**TASK INSTRUCTIONS:** Look over the lines below. Report each one that includes the string "label".

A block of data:
○ ○ ○ ○
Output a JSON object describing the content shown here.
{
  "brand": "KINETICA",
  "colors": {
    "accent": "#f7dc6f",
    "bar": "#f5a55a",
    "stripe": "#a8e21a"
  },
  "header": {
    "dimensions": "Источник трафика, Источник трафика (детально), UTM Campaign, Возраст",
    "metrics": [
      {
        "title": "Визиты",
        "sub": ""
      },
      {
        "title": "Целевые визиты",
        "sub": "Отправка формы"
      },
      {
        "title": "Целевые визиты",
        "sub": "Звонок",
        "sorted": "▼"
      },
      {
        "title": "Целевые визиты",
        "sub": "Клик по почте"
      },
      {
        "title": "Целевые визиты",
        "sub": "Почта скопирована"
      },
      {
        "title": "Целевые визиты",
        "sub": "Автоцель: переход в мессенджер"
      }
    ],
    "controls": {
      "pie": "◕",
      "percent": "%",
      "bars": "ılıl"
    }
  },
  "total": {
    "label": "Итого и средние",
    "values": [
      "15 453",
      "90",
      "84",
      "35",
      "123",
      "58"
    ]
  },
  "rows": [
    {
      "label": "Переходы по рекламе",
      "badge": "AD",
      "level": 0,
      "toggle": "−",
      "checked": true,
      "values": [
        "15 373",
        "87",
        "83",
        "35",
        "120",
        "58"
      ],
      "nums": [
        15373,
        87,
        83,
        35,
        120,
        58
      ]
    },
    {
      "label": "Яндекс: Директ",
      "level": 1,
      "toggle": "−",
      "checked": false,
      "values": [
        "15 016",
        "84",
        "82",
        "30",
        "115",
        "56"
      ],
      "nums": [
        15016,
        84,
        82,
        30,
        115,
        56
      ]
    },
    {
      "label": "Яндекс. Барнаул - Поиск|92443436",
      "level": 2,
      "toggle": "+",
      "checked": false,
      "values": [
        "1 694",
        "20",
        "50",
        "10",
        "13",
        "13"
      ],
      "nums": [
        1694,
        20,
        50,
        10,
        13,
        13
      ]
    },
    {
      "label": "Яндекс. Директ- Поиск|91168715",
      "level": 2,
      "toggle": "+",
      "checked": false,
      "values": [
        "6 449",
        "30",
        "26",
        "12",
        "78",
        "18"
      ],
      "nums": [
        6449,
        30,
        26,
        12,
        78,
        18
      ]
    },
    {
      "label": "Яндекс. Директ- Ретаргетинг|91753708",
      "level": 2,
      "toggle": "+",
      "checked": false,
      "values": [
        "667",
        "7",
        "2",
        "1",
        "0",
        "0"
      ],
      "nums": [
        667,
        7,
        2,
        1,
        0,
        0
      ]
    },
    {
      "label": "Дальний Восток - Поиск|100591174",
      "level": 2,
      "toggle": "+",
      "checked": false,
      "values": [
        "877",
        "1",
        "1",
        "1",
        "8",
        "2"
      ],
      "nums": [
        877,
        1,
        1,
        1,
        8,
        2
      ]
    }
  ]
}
○ ○ ○ ○
**ANSWER IN FULL:**
    "label": "Итого и средние",
      "label": "Переходы по рекламе",
      "label": "Яндекс: Директ",
      "label": "Яндекс. Барнаул - Поиск|92443436",
      "label": "Яндекс. Директ- Поиск|91168715",
      "label": "Яндекс. Директ- Ретаргетинг|91753708",
      "label": "Дальний Восток - Поиск|100591174",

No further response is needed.